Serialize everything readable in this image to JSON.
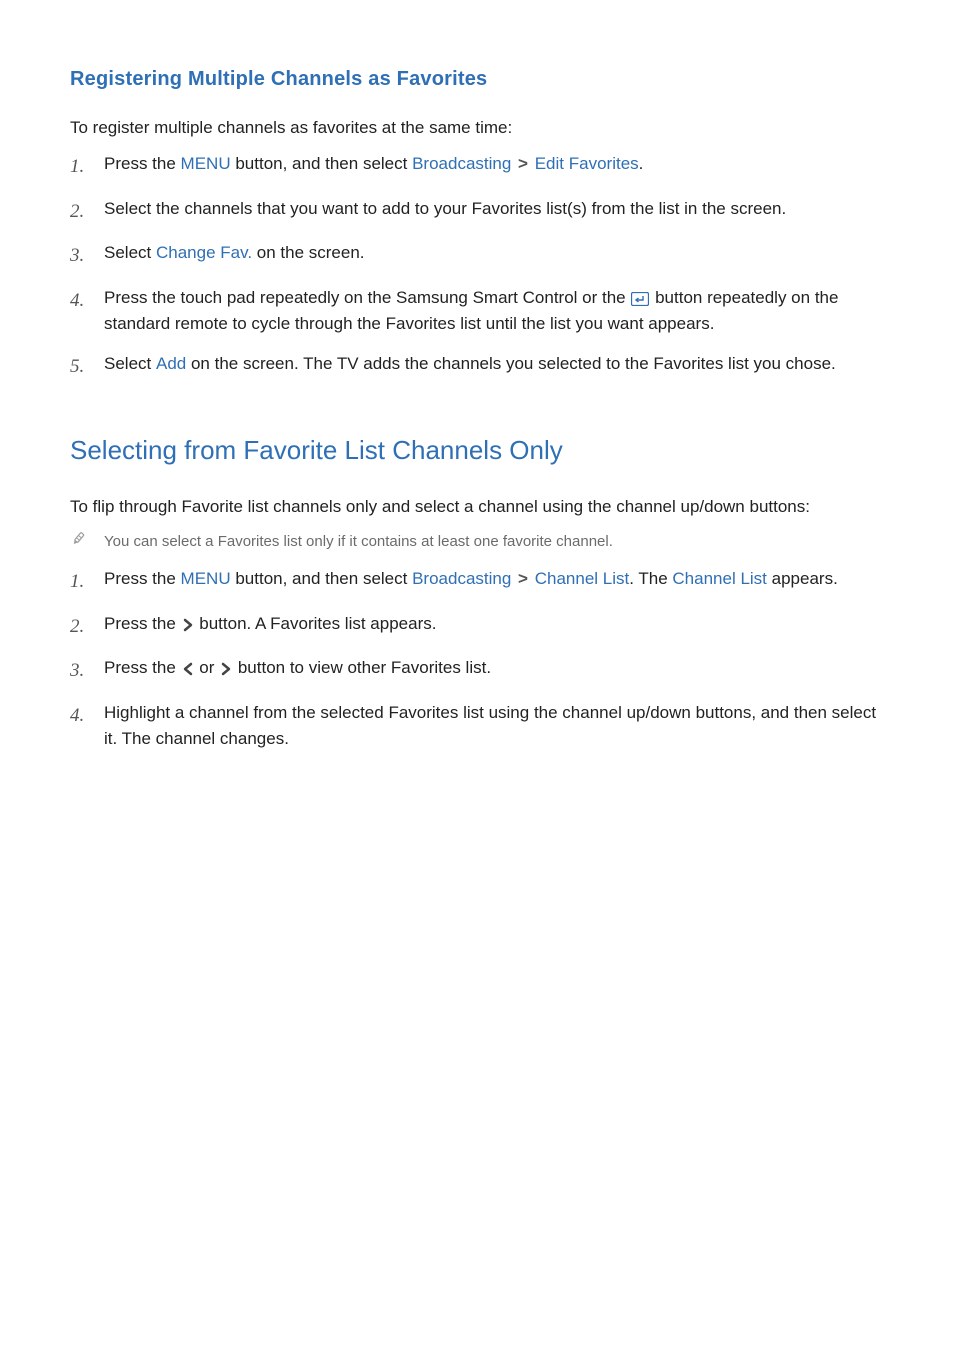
{
  "section1": {
    "title": "Registering Multiple Channels as Favorites",
    "intro": "To register multiple channels as favorites at the same time:",
    "steps": {
      "s1": {
        "num": "1.",
        "t1": "Press the ",
        "menu": "MENU",
        "t2": " button, and then select ",
        "broadcasting": "Broadcasting",
        "gt": ">",
        "editfav": "Edit Favorites",
        "t3": "."
      },
      "s2": {
        "num": "2.",
        "text": "Select the channels that you want to add to your Favorites list(s) from the list in the screen."
      },
      "s3": {
        "num": "3.",
        "t1": "Select ",
        "chfav": "Change Fav.",
        "t2": " on the screen."
      },
      "s4": {
        "num": "4.",
        "t1": "Press the touch pad repeatedly on the Samsung Smart Control or the ",
        "t2": " button repeatedly on the standard remote to cycle through the Favorites list until the list you want appears."
      },
      "s5": {
        "num": "5.",
        "t1": "Select ",
        "add": "Add",
        "t2": " on the screen. The TV adds the channels you selected to the Favorites list you chose."
      }
    }
  },
  "section2": {
    "title": "Selecting from Favorite List Channels Only",
    "intro": "To flip through Favorite list channels only and select a channel using the channel up/down buttons:",
    "note": "You can select a Favorites list only if it contains at least one favorite channel.",
    "steps": {
      "s1": {
        "num": "1.",
        "t1": "Press the ",
        "menu": "MENU",
        "t2": " button, and then select ",
        "broadcasting": "Broadcasting",
        "gt": ">",
        "chlist": "Channel List",
        "t3": ". The ",
        "chlist2": "Channel List",
        "t4": " appears."
      },
      "s2": {
        "num": "2.",
        "t1": "Press the ",
        "t2": " button. A Favorites list appears."
      },
      "s3": {
        "num": "3.",
        "t1": "Press the ",
        "or": " or ",
        "t2": " button to view other Favorites list."
      },
      "s4": {
        "num": "4.",
        "text": "Highlight a channel from the selected Favorites list using the channel up/down buttons, and then select it. The channel changes."
      }
    }
  }
}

= = =

Task statement:
Copy out every line of the material above exactly, skipping the pictures.

Written solution:
Serialize everything readable in this image to JSON.
{
  "section1": {
    "title": "Registering Multiple Channels as Favorites",
    "intro": "To register multiple channels as favorites at the same time:",
    "steps": {
      "s1": {
        "num": "1.",
        "t1": "Press the ",
        "menu": "MENU",
        "t2": " button, and then select ",
        "broadcasting": "Broadcasting",
        "gt": ">",
        "editfav": "Edit Favorites",
        "t3": "."
      },
      "s2": {
        "num": "2.",
        "text": "Select the channels that you want to add to your Favorites list(s) from the list in the screen."
      },
      "s3": {
        "num": "3.",
        "t1": "Select ",
        "chfav": "Change Fav.",
        "t2": " on the screen."
      },
      "s4": {
        "num": "4.",
        "t1": "Press the touch pad repeatedly on the Samsung Smart Control or the ",
        "t2": " button repeatedly on the standard remote to cycle through the Favorites list until the list you want appears."
      },
      "s5": {
        "num": "5.",
        "t1": "Select ",
        "add": "Add",
        "t2": " on the screen. The TV adds the channels you selected to the Favorites list you chose."
      }
    }
  },
  "section2": {
    "title": "Selecting from Favorite List Channels Only",
    "intro": "To flip through Favorite list channels only and select a channel using the channel up/down buttons:",
    "note": "You can select a Favorites list only if it contains at least one favorite channel.",
    "steps": {
      "s1": {
        "num": "1.",
        "t1": "Press the ",
        "menu": "MENU",
        "t2": " button, and then select ",
        "broadcasting": "Broadcasting",
        "gt": ">",
        "chlist": "Channel List",
        "t3": ". The ",
        "chlist2": "Channel List",
        "t4": " appears."
      },
      "s2": {
        "num": "2.",
        "t1": "Press the ",
        "t2": " button. A Favorites list appears."
      },
      "s3": {
        "num": "3.",
        "t1": "Press the ",
        "or": " or ",
        "t2": " button to view other Favorites list."
      },
      "s4": {
        "num": "4.",
        "text": "Highlight a channel from the selected Favorites list using the channel up/down buttons, and then select it. The channel changes."
      }
    }
  }
}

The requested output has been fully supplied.